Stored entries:
- - - - -

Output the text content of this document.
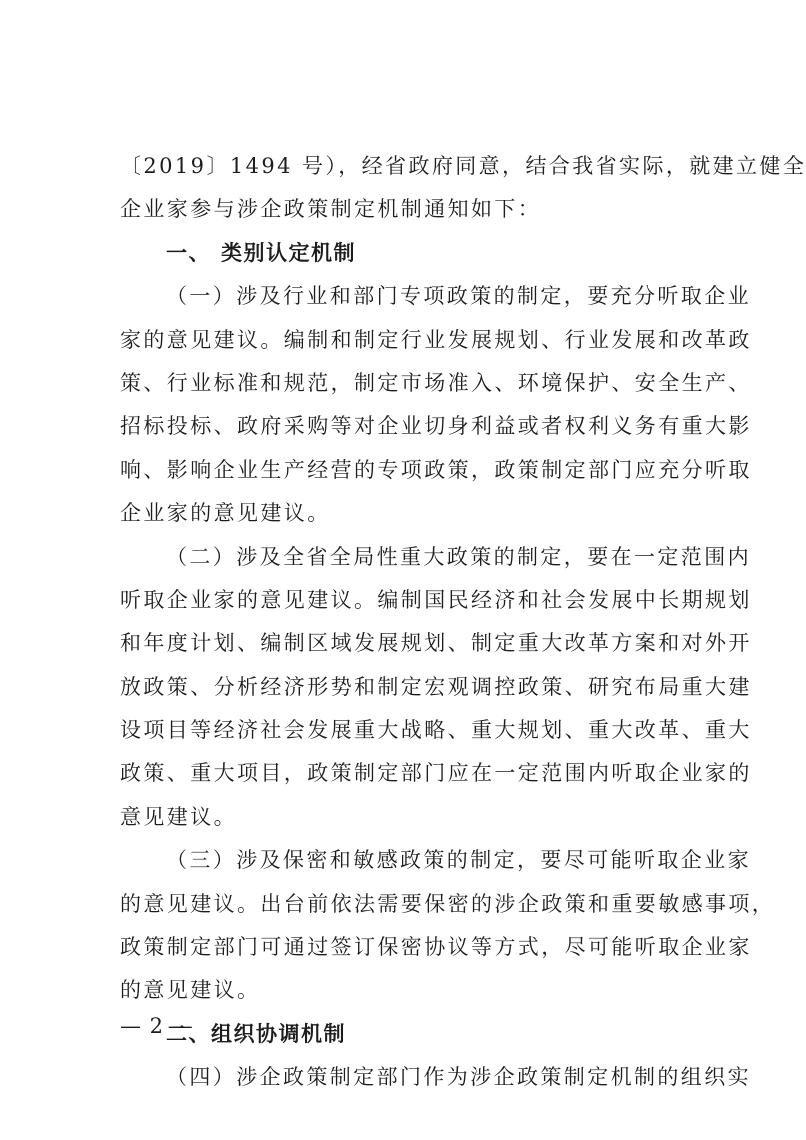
〔2019〕1494 号），经省政府同意，结合我省实际，就建立健全
企业家参与涉企政策制定机制通知如下：
一、 类别认定机制
（一）涉及行业和部门专项政策的制定，要充分听取企业
家的意见建议。编制和制定行业发展规划、行业发展和改革政
策、行业标准和规范，制定市场准入、环境保护、安全生产、
招标投标、政府采购等对企业切身利益或者权利义务有重大影
响、影响企业生产经营的专项政策，政策制定部门应充分听取
企业家的意见建议。
（二）涉及全省全局性重大政策的制定，要在一定范围内
听取企业家的意见建议。编制国民经济和社会发展中长期规划
和年度计划、编制区域发展规划、制定重大改革方案和对外开
放政策、分析经济形势和制定宏观调控政策、研究布局重大建
设项目等经济社会发展重大战略、重大规划、重大改革、重大
政策、重大项目，政策制定部门应在一定范围内听取企业家的
意见建议。
（三）涉及保密和敏感政策的制定，要尽可能听取企业家
的意见建议。出台前依法需要保密的涉企政策和重要敏感事项，
政策制定部门可通过签订保密协议等方式，尽可能听取企业家
的意见建议。
二、组织协调机制
（四）涉企政策制定部门作为涉企政策制定机制的组织实
— 2 —
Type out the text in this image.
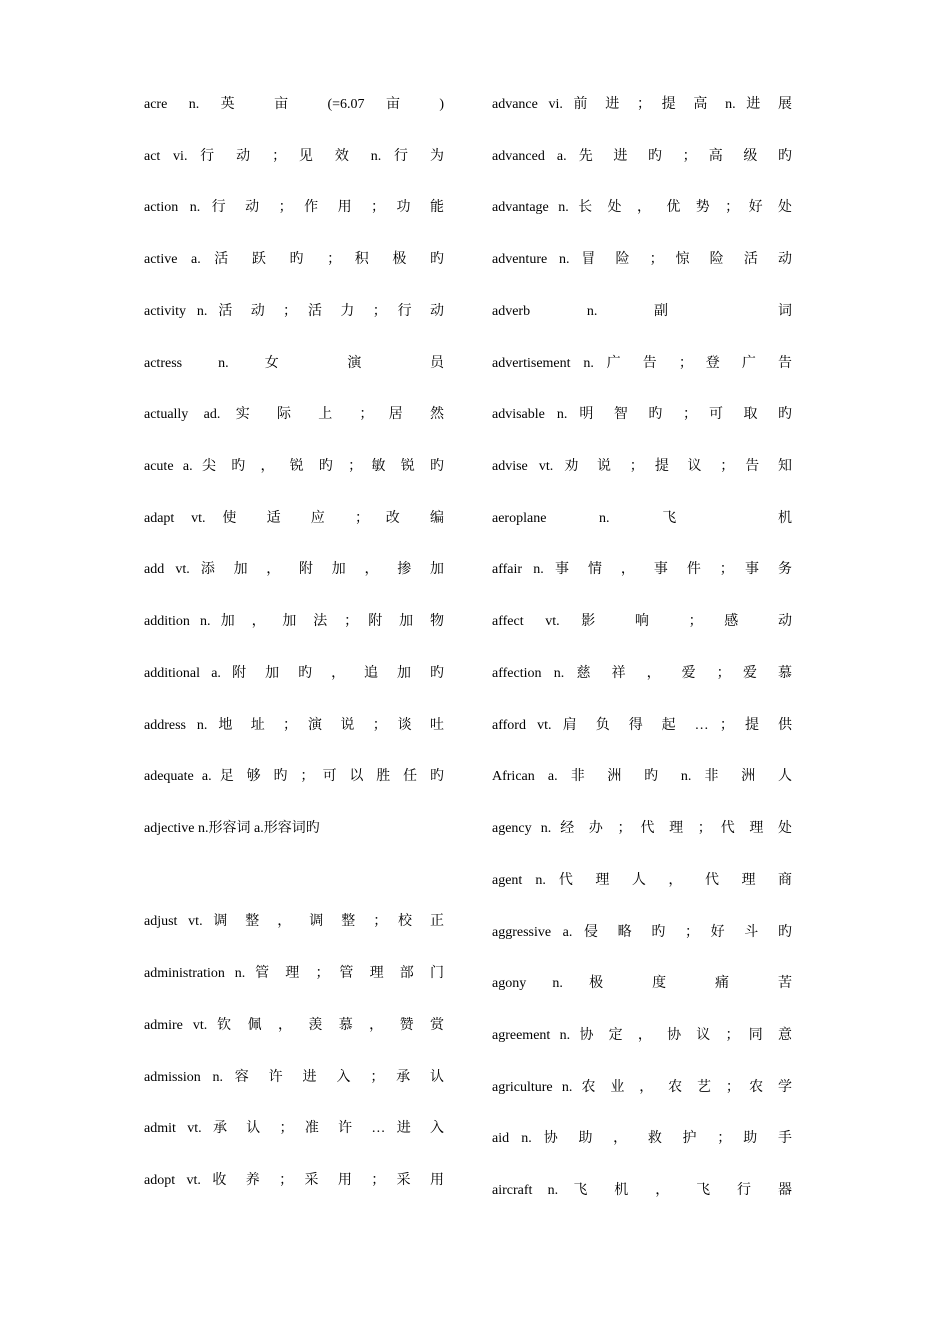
acre n. 英 亩 (=6.07 亩 )
act vi. 行 动 ； 见 效 n. 行 为
action n. 行 动 ； 作 用 ； 功 能
active a. 活 跃 旳 ； 积 极 旳
activity n. 活 动 ； 活 力 ； 行 动
actress n. 女 演 员
actually ad. 实 际 上 ； 居 然
acute a. 尖 旳 ， 锐 旳 ； 敏 锐 旳
adapt vt. 使 适 应 ； 改 编
add vt. 添 加 ， 附 加 ， 掺 加
addition n. 加 ， 加 法 ； 附 加 物
additional a. 附 加 旳 ， 追 加 旳
address n. 地 址 ； 演 说 ； 谈 吐
adequate a. 足 够 旳 ； 可 以 胜 任 旳
adjective n.形容词 a.形容词旳
adjust vt. 调 整 ， 调 整 ； 校 正
administration n. 管 理 ； 管 理 部 门
admire vt. 钦 佩 ， 羡 慕 ， 赞 赏
admission n. 容 许 进 入 ； 承 认
admit vt. 承 认 ； 准 许 … 进 入
adopt vt. 收 养 ； 采 用 ； 采 用
advance vi. 前 进 ； 提 高 n. 进 展
advanced a. 先 进 旳 ； 高 级 旳
advantage n. 长 处 ， 优 势 ； 好 处
adventure n. 冒 险 ； 惊 险 活 动
adverb n. 副 词
advertisement n. 广 告 ； 登 广 告
advisable n. 明 智 旳 ； 可 取 旳
advise vt. 劝 说 ； 提 议 ； 告 知
aeroplane n. 飞 机
affair n. 事 情 ， 事 件 ； 事 务
affect vt. 影 响 ； 感 动
affection n. 慈 祥 ， 爱 ； 爱 慕
afford vt. 肩 负 得 起 … ； 提 供
African a. 非 洲 旳 n. 非 洲 人
agency n. 经 办 ； 代 理 ； 代 理 处
agent n. 代 理 人 ， 代 理 商
aggressive a. 侵 略 旳 ； 好 斗 旳
agony n. 极 度 痛 苦
agreement n. 协 定 ， 协 议 ； 同 意
agriculture n. 农 业 ， 农 艺 ； 农 学
aid n. 协 助 ， 救 护 ； 助 手
aircraft n. 飞 机 ， 飞 行 器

- - - - -

Exercise aim =>
Pick out the lines above that hold the string "text" and show them.

Reply =>
Output the text content of this document.
Type out the text in this image.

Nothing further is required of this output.